• [Exercise passage]
[Start of section]

Low-G flight, thrust & torque
Each thruster contributes a force and a torque τ = r × F relative to COM; inputs map to canonical directions, and angular velocity integrates into a quaternion delta each frame.
// ShipMover — integrate forces/torques; update rotation via angular velocity
MyVector3 totalForce = 0, totalTorque = 0;
foreach (var t in thrusters) {
if (Input.GetKey(t.assignedKey)) {
MyVector3 F = t.thrustDirection * thrustPower;
totalForce += F;
totalTorque += MyVector3.Cross(t.localPosition, F);
}
}
velocity += (totalForce / ComputeTotalMass()) * Time.deltaTime;
position += velocity * Time.deltaTime;
MyVector3 angAcc = new MyVector3(
totalTorque.x / max(momentOfInertia.x, 0.01f),
totalTorque.y / max(momentOfInertia.y, 0.01f),
totalTorque.z / max(momentOfInertia.z, 0.01f)
);
angularVelocity += angAcc * Time.deltaTime;
MyQuaternion dq = ShipMover.FromAngularVelocity(angularVelocity * Time.deltaTime);
transform.rotation = (dq * currentRotation).Normalize().ToUnity();
Thruster mapping, COM recentring, inertia calculation, and update loop.
Camera chase (quaternion orbit)
A chase camera orbits the target using custom Euler→Quaternion math; position lerps for smoothness, then LookAt target.
// FlightCamera — yaw/pitch control, quaternion orbit, smooth follow
yaw += mouseX * sens; pitch = clamp(pitch - mouseY * sens, -80, 80);
MyQuaternion q = EulerToQuaternion(pitch, yaw, 0);
MyVector3 desired = targetPos + q.Rotate(new MyVector3(0, 0, -distance));
currentPosition = Lerp(currentPosition, desired, smooth * Time.deltaTime);
Asteroid field & motion
Procedural asteroid spawning with random scale/velocity; inertia approximated as a solid sphere. Boundary bounce reflects velocity against an outer sphere.

[End of section]

• [Provided data]
[Start of section]

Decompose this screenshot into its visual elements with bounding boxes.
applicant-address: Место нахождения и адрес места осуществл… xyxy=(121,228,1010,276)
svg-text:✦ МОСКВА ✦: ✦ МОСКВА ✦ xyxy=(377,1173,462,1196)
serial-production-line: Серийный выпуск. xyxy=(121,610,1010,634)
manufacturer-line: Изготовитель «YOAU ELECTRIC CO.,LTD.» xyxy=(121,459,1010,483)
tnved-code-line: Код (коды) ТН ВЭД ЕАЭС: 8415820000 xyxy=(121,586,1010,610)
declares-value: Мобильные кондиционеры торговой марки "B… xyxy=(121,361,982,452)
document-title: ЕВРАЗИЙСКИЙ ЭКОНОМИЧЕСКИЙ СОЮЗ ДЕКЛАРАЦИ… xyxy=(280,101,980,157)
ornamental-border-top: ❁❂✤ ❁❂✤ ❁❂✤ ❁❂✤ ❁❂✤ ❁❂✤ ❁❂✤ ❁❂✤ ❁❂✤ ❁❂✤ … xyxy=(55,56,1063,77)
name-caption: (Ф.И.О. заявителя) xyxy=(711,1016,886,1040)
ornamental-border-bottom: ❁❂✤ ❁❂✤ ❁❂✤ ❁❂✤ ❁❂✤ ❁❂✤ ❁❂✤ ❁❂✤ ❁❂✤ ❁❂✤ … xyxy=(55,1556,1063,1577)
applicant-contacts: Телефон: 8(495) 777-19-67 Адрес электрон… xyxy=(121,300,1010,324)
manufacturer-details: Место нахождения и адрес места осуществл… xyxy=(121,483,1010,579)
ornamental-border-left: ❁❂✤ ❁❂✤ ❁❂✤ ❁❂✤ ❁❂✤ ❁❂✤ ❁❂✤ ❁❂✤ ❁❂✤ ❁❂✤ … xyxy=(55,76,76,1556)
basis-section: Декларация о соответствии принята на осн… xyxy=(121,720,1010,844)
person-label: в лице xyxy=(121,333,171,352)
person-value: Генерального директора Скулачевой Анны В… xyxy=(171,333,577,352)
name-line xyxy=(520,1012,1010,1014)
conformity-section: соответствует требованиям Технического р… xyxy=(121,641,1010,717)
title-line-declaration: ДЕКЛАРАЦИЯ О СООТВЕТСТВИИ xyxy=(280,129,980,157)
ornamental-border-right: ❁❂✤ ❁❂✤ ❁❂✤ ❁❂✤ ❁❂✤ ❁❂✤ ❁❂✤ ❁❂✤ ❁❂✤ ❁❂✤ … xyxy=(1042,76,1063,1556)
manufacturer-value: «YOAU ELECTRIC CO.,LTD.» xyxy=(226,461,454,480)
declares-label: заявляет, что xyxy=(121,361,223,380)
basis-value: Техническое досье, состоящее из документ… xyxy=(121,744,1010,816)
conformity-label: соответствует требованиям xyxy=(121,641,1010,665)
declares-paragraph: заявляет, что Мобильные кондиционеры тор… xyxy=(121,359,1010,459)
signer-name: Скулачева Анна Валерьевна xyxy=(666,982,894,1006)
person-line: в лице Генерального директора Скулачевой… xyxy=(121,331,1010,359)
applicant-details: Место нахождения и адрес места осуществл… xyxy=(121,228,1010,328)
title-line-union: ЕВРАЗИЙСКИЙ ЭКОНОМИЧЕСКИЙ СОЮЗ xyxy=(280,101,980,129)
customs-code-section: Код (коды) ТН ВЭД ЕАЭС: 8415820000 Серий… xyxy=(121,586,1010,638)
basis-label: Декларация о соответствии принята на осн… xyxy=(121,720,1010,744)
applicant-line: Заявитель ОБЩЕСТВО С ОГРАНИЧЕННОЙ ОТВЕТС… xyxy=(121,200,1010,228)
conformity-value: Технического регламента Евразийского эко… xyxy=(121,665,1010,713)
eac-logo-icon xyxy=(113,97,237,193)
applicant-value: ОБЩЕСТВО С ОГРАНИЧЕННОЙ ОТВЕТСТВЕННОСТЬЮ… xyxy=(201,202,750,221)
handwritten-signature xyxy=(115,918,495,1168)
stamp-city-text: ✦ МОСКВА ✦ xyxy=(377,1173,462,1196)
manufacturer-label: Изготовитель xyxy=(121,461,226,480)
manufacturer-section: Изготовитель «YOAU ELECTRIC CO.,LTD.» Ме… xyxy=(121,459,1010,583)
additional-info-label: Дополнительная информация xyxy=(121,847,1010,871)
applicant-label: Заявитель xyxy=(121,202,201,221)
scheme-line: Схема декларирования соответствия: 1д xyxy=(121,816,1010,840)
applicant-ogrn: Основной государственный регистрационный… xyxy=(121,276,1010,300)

[End of section]

• [Tasks for this exercise]
**1.** What are the section headings in the spaceship flight write-up?
**2.** Carry the spaceship flight write-up on from its final sentence.
The data plays no part in what comes next.

• [Replies]
**1.**
- Low-G flight, thrust & torque
- Camera chase (quaternion orbit)
- Asteroid field & motion

**2.**
// AsteroidSpawner — random prefab, scale/mass, velocity; add AsteroidMotion if missing
GameObject asteroid = Instantiate(prefab, pos, rot);
motion.velocity = randomDir.Normalize() * Random.Range(30f, 80f);
motion.radius = boundsExtentsMagnitude * scale;
motion.mass = Lerp(100f, 1000f, scaleT);
// AsteroidMotion — integrate position + rotation; boundary reflection
position += velocity * dt;
MyQuaternion dq = ShipMover.FromAngularVelocity(angularVelocity * dt);
rotation = (dq * rotation).Normalize();
// reflect if leaving spherical boundary
if (distFromCenter > boundaryRadius - radius) {
MyVector3 n = toCenter.Normalize();
velocity = velocity - n * 2f * MyVector3.Dot(velocity, n);
}
Spatial hashing & swept collisions
Broad-phase uses a spatial hash (voxel grid) to restrict pair checks, then per-cell swept sphere tests for continuous collision with time-of-impact and post-collision integration.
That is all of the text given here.